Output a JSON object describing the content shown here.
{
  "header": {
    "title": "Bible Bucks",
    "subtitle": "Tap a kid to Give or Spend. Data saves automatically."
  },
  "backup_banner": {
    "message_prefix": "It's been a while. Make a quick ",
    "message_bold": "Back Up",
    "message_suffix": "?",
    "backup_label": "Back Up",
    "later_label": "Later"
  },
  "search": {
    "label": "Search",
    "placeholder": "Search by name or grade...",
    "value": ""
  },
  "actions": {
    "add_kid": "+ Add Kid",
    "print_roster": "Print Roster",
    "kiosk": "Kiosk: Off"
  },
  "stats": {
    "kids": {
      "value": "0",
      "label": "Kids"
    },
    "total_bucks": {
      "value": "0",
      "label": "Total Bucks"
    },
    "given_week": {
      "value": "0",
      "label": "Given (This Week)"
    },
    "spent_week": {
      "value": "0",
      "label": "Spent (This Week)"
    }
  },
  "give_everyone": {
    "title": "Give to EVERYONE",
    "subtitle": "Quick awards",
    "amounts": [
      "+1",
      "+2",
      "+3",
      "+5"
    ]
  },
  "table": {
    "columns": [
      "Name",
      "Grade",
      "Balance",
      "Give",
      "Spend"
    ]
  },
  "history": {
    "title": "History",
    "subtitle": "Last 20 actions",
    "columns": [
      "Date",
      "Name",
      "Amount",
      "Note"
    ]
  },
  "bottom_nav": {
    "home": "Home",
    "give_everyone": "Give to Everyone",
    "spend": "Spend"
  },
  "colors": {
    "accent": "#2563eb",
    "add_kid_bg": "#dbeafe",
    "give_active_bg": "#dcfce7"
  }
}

> Task statement
Above are some records; repeat all of them exactly.

> Response for this exercise
Output a JSON object describing the content shown here.
{
  "header": {
    "title": "Bible Bucks",
    "subtitle": "Tap a kid to Give or Spend. Data saves automatically."
  },
  "backup_banner": {
    "message_prefix": "It's been a while. Make a quick ",
    "message_bold": "Back Up",
    "message_suffix": "?",
    "backup_label": "Back Up",
    "later_label": "Later"
  },
  "search": {
    "label": "Search",
    "placeholder": "Search by name or grade...",
    "value": ""
  },
  "actions": {
    "add_kid": "+ Add Kid",
    "print_roster": "Print Roster",
    "kiosk": "Kiosk: Off"
  },
  "stats": {
    "kids": {
      "value": "0",
      "label": "Kids"
    },
    "total_bucks": {
      "value": "0",
      "label": "Total Bucks"
    },
    "given_week": {
      "value": "0",
      "label": "Given (This Week)"
    },
    "spent_week": {
      "value": "0",
      "label": "Spent (This Week)"
    }
  },
  "give_everyone": {
    "title": "Give to EVERYONE",
    "subtitle": "Quick awards",
    "amounts": [
      "+1",
      "+2",
      "+3",
      "+5"
    ]
  },
  "table": {
    "columns": [
      "Name",
      "Grade",
      "Balance",
      "Give",
      "Spend"
    ]
  },
  "history": {
    "title": "History",
    "subtitle": "Last 20 actions",
    "columns": [
      "Date",
      "Name",
      "Amount",
      "Note"
    ]
  },
  "bottom_nav": {
    "home": "Home",
    "give_everyone": "Give to Everyone",
    "spend": "Spend"
  },
  "colors": {
    "accent": "#2563eb",
    "add_kid_bg": "#dbeafe",
    "give_active_bg": "#dcfce7"
  }
}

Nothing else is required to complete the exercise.